__Vorgehen__. Bitte gib den folgenden Text über Putins Reaktion auf den Paralympics-Ausschluss vollständig und unverändert wieder.

__Vorliegender Text__.
┏━━

Putin: "Habsucht und Feigheit haben gesiegt"

Aufmacherbild Foto: © GEPA

Vladimir Putin will den Ausschluss seiner russischen Sportler von den Paralympics (7.-18.9. in Rio) nicht auf sich sitzen lassen. Gemeinsam mit Russlands Sportminister Vitali Mutko plant er die Ausrichtung eines alternativen "Sportfests".

Den Sportlern solle die Möglichkeit gegeben werden, ihr Können zu zeigen. "Und die Belohnung wird die gleiche sein, wie für eine Teilnahme an den Paralympics", versichert der russische Präsident.

Dennoch bereitet man eine Klage vor einem Schweizer Gericht vor.



"Alle Paralympics-Athleten werden sich bis zu dem Moment, an dem es keine Hoffnung auf eine Teilnahme mehr gibt, vorbereiten", sagt Mutko, während Putin von der Ausschluss-Entscheidung schwer enttäuscht ist.

"Das widerspricht Recht, Moral und Menschlichkeit. Wir werden Zeuge davon, wie die humanistischen Einrichtungen Sport und Olympia auf unverschämte Art und Weise von der Politik misshandelt werden. Feigheit und Habsucht siegen über olympische Werte."

Jeder der russischen Medaillengewinner bei den Olympischen Spielen (19 Gold, 19 Silber, 18 Bronze) erhielt am Donnerstag von Putin ein Auto als Dankeschön für die Leistungen.

┗━━

Datenauszüge:
┏━━

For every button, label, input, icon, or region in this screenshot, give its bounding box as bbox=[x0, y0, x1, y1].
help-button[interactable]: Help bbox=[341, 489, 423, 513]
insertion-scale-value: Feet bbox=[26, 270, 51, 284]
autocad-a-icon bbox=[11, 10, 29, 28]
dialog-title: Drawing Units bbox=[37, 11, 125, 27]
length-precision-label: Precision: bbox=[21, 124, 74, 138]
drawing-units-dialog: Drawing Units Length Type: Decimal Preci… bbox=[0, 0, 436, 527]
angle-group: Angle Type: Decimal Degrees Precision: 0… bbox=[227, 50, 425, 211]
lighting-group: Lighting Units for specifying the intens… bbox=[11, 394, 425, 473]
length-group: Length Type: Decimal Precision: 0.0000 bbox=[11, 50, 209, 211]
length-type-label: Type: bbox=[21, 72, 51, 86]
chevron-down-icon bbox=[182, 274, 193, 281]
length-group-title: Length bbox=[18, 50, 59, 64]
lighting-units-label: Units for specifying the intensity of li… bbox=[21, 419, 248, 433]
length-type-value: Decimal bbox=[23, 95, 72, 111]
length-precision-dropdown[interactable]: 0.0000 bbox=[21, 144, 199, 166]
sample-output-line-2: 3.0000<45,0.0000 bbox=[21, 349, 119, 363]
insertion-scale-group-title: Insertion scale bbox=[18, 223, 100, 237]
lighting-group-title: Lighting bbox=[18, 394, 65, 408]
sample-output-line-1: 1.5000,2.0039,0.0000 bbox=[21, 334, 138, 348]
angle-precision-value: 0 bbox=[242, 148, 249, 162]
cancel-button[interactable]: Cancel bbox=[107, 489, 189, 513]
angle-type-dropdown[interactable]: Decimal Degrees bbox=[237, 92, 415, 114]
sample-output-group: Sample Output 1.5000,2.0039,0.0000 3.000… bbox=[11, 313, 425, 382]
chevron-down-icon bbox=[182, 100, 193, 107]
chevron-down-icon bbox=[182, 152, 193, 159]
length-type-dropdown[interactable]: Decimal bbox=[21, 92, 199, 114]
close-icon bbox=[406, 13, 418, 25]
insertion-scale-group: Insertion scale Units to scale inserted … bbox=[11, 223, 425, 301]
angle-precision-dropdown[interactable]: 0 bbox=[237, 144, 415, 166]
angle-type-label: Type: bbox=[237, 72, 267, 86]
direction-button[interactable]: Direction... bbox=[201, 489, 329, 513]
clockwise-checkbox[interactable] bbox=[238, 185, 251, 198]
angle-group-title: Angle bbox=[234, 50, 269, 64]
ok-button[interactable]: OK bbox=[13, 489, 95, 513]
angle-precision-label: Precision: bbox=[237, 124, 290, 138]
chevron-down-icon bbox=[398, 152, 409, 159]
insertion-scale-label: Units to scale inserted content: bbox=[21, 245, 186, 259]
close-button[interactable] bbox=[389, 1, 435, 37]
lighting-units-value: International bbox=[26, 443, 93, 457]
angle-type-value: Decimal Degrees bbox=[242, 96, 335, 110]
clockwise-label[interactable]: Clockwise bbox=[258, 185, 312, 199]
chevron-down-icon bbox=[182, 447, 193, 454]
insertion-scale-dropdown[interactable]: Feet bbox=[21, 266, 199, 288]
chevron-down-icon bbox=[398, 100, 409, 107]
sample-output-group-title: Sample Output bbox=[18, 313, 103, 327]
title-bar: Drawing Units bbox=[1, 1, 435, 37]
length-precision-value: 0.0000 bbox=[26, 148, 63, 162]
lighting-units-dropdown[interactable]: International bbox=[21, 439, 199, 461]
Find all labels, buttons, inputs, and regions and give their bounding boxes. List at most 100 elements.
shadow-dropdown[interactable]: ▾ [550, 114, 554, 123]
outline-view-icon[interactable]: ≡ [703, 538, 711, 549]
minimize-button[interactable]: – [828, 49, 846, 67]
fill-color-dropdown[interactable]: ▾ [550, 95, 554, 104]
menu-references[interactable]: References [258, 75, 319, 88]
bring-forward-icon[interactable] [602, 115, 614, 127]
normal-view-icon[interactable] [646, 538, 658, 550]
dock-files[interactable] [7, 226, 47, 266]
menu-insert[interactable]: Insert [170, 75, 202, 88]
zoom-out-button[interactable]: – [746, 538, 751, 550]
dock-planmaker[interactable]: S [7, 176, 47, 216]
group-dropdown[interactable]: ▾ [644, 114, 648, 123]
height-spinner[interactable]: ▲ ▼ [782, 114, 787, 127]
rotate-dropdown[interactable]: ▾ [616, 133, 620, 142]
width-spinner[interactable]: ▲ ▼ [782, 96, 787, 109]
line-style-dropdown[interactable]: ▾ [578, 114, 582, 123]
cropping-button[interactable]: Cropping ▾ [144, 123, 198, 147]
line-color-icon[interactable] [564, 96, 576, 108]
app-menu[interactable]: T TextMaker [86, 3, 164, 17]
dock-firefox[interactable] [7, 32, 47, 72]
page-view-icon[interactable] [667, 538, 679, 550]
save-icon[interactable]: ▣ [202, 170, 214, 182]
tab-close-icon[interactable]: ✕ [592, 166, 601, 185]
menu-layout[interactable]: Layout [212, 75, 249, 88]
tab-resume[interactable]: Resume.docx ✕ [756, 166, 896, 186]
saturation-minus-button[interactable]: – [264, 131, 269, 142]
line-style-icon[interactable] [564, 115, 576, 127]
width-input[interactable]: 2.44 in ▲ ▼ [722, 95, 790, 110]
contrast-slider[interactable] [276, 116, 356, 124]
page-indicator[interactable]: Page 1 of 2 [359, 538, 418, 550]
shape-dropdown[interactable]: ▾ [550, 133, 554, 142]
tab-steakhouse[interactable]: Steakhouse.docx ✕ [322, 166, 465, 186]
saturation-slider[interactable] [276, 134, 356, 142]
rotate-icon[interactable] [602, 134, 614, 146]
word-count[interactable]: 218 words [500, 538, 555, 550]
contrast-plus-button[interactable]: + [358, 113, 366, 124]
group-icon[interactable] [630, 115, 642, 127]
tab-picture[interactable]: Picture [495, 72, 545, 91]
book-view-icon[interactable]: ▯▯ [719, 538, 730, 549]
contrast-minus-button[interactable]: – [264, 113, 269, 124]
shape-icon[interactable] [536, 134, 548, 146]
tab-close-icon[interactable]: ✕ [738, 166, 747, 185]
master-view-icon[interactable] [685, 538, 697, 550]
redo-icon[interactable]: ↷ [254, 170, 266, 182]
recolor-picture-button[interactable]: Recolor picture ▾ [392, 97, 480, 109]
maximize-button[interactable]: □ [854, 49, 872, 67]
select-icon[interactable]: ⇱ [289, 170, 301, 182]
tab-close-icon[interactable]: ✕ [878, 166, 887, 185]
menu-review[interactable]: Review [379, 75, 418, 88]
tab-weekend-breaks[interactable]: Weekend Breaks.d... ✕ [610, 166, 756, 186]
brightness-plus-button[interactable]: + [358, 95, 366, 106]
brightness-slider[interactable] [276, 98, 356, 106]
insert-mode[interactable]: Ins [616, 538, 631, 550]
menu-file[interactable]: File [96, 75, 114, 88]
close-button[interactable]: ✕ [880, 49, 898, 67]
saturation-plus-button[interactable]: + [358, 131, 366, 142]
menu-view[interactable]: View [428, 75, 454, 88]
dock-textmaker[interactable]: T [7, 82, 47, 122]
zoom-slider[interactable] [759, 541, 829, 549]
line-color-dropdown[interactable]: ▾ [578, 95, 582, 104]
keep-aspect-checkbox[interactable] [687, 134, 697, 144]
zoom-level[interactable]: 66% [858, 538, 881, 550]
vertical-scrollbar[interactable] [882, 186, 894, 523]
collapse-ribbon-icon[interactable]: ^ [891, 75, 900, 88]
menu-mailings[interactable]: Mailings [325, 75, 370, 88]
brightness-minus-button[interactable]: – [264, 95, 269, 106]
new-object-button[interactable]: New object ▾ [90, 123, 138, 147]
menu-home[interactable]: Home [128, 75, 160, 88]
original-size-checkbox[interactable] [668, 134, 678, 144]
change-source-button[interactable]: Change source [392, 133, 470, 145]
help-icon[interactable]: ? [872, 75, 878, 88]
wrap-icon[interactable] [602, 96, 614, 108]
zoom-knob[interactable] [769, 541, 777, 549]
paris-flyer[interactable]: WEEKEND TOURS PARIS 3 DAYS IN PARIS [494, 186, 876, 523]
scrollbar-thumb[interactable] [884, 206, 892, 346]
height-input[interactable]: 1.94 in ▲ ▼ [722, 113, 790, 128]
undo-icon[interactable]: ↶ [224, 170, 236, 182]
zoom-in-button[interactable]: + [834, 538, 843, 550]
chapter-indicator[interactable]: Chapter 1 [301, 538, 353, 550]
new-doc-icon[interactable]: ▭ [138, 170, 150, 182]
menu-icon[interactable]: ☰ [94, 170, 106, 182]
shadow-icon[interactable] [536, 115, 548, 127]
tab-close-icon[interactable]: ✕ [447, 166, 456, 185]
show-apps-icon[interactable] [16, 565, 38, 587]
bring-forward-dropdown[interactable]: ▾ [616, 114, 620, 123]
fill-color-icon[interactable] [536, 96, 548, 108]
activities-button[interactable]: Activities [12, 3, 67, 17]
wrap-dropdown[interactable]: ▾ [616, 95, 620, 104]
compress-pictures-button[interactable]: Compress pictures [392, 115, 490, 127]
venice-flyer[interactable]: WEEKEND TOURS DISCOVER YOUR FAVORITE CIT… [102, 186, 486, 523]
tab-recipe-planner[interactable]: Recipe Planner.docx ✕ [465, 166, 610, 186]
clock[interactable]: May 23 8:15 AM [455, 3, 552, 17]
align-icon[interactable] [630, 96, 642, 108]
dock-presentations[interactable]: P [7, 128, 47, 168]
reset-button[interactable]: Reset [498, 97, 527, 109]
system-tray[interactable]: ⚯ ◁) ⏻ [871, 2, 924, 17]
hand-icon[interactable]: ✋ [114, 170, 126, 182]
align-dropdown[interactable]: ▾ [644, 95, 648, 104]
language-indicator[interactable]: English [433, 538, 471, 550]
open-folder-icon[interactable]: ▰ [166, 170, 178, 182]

┗━━

__Lösung__.
Putin: "Habsucht und Feigheit haben gesiegt"

Aufmacherbild Foto: © GEPA

Vladimir Putin will den Ausschluss seiner russischen Sportler von den Paralympics (7.-18.9. in Rio) nicht auf sich sitzen lassen. Gemeinsam mit Russlands Sportminister Vitali Mutko plant er die Ausrichtung eines alternativen "Sportfests".

Den Sportlern solle die Möglichkeit gegeben werden, ihr Können zu zeigen. "Und die Belohnung wird die gleiche sein, wie für eine Teilnahme an den Paralympics", versichert der russische Präsident.

Dennoch bereitet man eine Klage vor einem Schweizer Gericht vor.



"Alle Paralympics-Athleten werden sich bis zu dem Moment, an dem es keine Hoffnung auf eine Teilnahme mehr gibt, vorbereiten", sagt Mutko, während Putin von der Ausschluss-Entscheidung schwer enttäuscht ist.

"Das widerspricht Recht, Moral und Menschlichkeit. Wir werden Zeuge davon, wie die humanistischen Einrichtungen Sport und Olympia auf unverschämte Art und Weise von der Politik misshandelt werden. Feigheit und Habsucht siegen über olympische Werte."

Jeder der russischen Medaillengewinner bei den Olympischen Spielen (19 Gold, 19 Silber, 18 Bronze) erhielt am Donnerstag von Putin ein Auto als Dankeschön für die Leistungen.